Problem statement:
Can you find the lines of the listing that include "debajo" and copy every one?

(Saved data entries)
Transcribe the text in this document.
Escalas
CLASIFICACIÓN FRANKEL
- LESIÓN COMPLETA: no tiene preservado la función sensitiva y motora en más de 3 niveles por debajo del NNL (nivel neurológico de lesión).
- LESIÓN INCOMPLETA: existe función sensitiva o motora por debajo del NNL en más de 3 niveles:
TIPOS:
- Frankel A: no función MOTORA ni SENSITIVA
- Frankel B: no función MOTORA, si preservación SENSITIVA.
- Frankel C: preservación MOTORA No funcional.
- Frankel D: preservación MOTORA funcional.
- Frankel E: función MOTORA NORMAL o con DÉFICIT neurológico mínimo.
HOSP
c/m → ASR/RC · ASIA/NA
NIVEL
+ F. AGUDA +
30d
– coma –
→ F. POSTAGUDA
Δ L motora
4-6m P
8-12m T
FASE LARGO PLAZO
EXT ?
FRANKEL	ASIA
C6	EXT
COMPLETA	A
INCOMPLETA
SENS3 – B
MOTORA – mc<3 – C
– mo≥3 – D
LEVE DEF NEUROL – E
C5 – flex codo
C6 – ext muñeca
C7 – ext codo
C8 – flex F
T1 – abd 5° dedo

Exercise output:
- LESIÓN COMPLETA: no tiene preservado la función sensitiva y motora en más de 3 niveles por debajo del NNL (nivel neurológico de lesión).
- LESIÓN INCOMPLETA: existe función sensitiva o motora por debajo del NNL en más de 3 niveles:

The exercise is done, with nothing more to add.